## START

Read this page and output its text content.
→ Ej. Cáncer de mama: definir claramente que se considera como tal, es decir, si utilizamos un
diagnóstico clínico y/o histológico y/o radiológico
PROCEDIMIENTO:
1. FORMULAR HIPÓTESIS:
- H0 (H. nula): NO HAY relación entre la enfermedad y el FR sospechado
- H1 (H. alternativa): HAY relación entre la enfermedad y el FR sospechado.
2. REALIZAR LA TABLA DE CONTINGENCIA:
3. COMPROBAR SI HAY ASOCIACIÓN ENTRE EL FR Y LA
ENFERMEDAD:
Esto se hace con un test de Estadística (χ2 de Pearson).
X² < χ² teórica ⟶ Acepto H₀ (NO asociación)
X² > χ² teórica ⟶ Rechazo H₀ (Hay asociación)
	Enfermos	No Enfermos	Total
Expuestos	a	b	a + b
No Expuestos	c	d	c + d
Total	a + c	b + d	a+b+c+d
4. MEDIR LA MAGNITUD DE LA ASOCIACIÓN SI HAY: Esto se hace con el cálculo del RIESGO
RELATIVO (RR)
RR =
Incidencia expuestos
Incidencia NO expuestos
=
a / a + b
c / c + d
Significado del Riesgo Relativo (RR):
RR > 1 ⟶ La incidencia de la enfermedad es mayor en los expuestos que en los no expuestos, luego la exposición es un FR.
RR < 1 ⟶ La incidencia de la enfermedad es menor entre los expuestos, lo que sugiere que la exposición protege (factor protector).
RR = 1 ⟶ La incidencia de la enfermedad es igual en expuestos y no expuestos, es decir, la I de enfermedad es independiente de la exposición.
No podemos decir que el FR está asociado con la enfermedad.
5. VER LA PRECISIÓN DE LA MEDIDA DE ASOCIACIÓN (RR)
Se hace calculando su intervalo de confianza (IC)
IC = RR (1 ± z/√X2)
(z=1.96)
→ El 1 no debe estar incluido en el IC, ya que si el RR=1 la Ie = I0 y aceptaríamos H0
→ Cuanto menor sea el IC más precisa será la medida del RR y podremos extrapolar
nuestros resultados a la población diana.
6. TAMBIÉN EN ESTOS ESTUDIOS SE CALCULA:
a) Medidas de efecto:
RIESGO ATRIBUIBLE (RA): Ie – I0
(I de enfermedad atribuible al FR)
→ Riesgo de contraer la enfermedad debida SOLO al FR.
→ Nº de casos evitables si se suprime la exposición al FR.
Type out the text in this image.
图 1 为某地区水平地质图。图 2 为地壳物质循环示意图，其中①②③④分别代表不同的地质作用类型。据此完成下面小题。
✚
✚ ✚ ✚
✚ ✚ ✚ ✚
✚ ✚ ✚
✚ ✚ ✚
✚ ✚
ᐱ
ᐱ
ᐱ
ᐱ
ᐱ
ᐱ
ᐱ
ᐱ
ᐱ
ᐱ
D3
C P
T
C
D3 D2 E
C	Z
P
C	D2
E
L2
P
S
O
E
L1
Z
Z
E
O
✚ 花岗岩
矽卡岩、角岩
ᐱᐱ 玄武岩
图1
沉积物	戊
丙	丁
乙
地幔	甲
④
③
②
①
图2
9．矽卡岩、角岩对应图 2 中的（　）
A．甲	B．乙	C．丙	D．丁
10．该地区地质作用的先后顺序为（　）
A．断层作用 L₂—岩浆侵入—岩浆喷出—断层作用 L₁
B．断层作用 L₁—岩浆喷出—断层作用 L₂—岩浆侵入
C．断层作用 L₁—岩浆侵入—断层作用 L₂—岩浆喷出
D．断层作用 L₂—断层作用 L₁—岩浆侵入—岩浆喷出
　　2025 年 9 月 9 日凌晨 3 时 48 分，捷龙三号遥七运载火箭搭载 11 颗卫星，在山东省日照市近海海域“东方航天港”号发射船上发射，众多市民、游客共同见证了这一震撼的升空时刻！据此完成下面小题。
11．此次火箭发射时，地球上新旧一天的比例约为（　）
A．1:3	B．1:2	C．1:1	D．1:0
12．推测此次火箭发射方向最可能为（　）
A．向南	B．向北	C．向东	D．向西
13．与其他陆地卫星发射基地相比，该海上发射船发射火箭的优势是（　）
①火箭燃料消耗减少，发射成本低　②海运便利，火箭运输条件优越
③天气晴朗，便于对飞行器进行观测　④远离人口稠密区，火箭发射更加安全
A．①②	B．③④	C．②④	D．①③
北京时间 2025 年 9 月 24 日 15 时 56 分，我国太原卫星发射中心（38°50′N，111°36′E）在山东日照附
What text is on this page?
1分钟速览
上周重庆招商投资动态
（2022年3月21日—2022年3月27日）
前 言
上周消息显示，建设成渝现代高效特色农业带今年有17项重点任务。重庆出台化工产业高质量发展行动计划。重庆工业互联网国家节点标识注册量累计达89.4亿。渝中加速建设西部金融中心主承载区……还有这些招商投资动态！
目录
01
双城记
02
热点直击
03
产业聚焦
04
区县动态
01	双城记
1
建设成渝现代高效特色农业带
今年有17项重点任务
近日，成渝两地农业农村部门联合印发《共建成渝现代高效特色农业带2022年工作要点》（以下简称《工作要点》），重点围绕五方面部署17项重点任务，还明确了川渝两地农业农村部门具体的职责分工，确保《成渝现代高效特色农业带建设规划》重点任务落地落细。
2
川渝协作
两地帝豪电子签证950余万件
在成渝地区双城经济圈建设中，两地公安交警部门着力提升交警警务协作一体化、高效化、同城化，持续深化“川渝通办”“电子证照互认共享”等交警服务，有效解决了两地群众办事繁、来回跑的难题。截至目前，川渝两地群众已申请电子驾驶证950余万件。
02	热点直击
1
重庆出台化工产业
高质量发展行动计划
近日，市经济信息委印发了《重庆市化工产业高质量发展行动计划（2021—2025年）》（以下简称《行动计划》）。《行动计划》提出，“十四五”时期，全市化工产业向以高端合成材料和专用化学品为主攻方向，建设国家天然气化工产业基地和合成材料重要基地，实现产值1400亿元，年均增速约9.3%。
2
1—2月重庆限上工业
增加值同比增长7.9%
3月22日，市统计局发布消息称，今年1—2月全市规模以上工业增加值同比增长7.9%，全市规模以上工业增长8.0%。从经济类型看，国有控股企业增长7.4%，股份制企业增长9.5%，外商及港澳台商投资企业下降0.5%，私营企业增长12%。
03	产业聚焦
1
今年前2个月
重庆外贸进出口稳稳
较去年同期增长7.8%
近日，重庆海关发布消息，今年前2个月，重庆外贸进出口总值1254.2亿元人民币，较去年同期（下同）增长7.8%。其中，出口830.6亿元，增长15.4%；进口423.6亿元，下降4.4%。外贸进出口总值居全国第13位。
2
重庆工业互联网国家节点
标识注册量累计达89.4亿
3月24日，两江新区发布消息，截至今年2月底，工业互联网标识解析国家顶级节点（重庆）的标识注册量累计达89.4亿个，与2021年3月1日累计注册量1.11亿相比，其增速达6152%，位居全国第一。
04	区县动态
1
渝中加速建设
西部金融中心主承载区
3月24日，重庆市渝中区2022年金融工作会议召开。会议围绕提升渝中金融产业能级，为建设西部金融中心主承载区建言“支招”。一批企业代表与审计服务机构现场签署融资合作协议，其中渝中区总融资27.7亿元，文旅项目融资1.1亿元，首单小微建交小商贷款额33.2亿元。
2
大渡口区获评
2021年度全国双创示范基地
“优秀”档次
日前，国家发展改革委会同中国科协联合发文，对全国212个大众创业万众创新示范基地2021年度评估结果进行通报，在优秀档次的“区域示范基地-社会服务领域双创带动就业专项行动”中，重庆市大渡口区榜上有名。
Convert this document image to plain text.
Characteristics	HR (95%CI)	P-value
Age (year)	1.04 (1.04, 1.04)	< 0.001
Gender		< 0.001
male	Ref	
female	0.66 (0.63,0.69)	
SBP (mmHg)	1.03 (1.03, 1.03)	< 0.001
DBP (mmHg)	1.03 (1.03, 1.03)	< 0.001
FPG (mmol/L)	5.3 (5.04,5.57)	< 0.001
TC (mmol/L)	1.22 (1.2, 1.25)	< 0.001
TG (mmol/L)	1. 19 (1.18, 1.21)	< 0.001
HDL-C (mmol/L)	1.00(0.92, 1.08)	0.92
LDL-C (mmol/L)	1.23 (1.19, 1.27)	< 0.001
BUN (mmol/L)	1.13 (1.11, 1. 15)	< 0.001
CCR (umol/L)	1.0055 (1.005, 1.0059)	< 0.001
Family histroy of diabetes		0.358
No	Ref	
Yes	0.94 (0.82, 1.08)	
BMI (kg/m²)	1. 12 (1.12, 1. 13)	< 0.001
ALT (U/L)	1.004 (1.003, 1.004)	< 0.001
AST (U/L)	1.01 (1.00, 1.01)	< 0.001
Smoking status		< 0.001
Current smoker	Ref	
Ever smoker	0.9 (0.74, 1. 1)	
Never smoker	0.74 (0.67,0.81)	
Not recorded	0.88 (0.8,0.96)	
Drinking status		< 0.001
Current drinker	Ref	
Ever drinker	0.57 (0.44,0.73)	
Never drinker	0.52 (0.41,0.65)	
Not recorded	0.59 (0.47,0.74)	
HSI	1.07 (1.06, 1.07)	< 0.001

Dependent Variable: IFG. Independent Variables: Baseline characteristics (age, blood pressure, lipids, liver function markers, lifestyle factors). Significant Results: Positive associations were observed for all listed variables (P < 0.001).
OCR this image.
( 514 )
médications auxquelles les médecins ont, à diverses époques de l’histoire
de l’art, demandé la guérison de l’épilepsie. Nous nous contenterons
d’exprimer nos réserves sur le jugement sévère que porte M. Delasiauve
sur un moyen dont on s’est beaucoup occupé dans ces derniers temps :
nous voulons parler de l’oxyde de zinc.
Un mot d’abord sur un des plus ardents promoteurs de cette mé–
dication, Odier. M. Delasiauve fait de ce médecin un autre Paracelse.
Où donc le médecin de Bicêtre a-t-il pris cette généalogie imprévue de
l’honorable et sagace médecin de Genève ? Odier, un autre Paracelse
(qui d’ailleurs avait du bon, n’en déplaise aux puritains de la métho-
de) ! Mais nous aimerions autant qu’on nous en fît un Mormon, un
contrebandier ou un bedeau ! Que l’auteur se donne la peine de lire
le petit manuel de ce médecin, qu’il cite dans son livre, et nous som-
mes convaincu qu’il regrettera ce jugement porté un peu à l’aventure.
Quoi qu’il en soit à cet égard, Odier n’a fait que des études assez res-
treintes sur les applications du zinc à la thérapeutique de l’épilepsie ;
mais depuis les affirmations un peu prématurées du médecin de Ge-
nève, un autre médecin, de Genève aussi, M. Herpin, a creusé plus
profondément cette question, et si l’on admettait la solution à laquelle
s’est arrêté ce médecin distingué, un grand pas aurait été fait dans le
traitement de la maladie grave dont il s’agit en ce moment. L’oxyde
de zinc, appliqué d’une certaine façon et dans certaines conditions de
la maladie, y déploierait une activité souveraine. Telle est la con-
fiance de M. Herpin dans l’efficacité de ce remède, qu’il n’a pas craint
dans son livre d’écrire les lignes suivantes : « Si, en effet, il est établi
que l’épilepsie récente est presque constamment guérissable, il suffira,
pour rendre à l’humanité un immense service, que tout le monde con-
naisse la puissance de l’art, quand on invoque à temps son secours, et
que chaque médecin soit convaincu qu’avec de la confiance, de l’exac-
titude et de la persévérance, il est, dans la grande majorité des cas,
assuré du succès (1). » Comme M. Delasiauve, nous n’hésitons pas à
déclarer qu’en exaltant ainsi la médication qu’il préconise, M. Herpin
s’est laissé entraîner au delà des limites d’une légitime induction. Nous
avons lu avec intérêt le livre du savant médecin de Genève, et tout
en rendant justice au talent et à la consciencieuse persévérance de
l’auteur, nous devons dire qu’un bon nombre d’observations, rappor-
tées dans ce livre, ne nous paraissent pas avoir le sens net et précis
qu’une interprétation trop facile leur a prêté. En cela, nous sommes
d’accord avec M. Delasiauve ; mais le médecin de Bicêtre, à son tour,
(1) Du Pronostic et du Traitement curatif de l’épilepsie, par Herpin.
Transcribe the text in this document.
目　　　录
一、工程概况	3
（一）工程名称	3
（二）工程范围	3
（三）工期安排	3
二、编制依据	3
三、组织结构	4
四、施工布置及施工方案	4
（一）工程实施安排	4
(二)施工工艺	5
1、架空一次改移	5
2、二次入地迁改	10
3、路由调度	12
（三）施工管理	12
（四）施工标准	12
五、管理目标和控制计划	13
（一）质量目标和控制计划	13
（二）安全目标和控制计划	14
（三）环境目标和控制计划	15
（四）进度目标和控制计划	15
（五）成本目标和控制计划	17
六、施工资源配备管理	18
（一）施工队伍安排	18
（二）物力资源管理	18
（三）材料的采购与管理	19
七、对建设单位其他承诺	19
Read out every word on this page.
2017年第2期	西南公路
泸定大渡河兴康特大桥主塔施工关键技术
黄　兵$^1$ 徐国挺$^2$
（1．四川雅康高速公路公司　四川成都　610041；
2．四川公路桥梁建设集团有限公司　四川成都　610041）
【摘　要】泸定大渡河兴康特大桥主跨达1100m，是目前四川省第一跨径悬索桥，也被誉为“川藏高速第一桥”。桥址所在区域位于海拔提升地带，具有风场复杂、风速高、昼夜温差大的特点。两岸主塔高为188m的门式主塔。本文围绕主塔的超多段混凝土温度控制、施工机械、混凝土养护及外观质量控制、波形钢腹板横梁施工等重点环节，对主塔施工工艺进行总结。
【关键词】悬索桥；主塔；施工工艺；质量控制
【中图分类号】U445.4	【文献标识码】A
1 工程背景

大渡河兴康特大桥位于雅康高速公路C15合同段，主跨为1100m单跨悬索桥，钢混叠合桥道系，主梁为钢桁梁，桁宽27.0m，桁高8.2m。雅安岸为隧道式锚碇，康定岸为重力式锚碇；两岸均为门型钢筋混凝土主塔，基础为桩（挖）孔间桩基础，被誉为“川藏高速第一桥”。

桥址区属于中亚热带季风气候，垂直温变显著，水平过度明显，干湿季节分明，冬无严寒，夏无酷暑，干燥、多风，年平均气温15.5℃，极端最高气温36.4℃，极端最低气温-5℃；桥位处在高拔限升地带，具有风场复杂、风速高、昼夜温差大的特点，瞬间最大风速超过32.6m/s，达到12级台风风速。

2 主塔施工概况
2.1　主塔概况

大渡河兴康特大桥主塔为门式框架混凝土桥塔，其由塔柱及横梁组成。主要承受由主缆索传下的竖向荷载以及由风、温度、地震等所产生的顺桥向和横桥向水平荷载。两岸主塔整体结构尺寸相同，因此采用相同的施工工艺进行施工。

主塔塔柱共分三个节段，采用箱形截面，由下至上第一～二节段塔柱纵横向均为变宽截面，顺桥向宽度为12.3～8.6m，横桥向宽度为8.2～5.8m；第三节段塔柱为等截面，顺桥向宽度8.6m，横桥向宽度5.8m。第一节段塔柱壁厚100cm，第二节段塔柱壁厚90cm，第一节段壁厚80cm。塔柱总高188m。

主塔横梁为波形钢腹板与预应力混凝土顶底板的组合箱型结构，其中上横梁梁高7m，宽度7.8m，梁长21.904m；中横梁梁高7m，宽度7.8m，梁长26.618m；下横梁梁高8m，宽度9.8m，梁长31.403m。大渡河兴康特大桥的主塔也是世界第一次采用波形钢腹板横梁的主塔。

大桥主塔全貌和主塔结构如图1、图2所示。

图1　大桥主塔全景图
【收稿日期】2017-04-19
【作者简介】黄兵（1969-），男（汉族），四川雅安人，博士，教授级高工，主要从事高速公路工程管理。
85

## END

**SET PROBLEM:**
Identify and copy the lines holding the word "convaincu".

**SOLUTION:**
mes convaincu qu’il regrettera ce jugement porté un peu à l’aventure.
que chaque médecin soit convaincu qu’avec de la confiance, de l’exac-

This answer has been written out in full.